* _Provided data_
/---

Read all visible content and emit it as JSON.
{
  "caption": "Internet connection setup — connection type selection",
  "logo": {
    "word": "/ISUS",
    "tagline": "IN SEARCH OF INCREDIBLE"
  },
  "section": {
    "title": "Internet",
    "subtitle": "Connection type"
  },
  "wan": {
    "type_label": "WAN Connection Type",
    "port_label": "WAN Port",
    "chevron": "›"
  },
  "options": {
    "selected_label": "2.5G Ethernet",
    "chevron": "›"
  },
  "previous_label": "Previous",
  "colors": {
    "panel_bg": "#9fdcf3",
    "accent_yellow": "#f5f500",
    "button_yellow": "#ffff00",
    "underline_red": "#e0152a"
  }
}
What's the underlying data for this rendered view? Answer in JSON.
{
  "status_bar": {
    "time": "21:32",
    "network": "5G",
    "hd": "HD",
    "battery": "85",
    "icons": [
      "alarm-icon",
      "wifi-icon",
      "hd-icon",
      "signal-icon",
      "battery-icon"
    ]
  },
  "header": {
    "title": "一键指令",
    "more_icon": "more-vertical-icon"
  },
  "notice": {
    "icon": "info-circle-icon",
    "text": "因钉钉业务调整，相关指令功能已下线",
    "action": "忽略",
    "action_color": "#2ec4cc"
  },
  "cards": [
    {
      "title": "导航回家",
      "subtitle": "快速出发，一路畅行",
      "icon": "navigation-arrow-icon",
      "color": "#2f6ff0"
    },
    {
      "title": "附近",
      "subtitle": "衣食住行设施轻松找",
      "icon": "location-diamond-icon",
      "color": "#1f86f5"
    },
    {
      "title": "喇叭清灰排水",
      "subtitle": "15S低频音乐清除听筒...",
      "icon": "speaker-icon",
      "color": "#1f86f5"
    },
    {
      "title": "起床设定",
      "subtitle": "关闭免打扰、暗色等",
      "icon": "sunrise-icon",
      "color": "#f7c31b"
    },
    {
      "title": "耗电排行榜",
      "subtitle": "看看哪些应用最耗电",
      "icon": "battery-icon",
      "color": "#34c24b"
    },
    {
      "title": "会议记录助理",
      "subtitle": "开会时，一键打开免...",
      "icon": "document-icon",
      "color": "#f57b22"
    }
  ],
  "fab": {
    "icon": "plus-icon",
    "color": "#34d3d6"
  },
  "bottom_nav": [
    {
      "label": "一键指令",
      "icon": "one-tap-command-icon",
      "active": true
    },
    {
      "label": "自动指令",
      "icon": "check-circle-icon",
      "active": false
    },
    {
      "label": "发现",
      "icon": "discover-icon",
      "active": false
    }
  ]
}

\---

* _What is being asked_
Return every line above that contains the word "subtitle".

* _Result for this task_
    "subtitle": "Connection type"
      "subtitle": "快速出发，一路畅行",
      "subtitle": "衣食住行设施轻松找",
      "subtitle": "15S低频音乐清除听筒...",
      "subtitle": "关闭免打扰、暗色等",
      "subtitle": "看看哪些应用最耗电",
      "subtitle": "开会时，一键打开免...",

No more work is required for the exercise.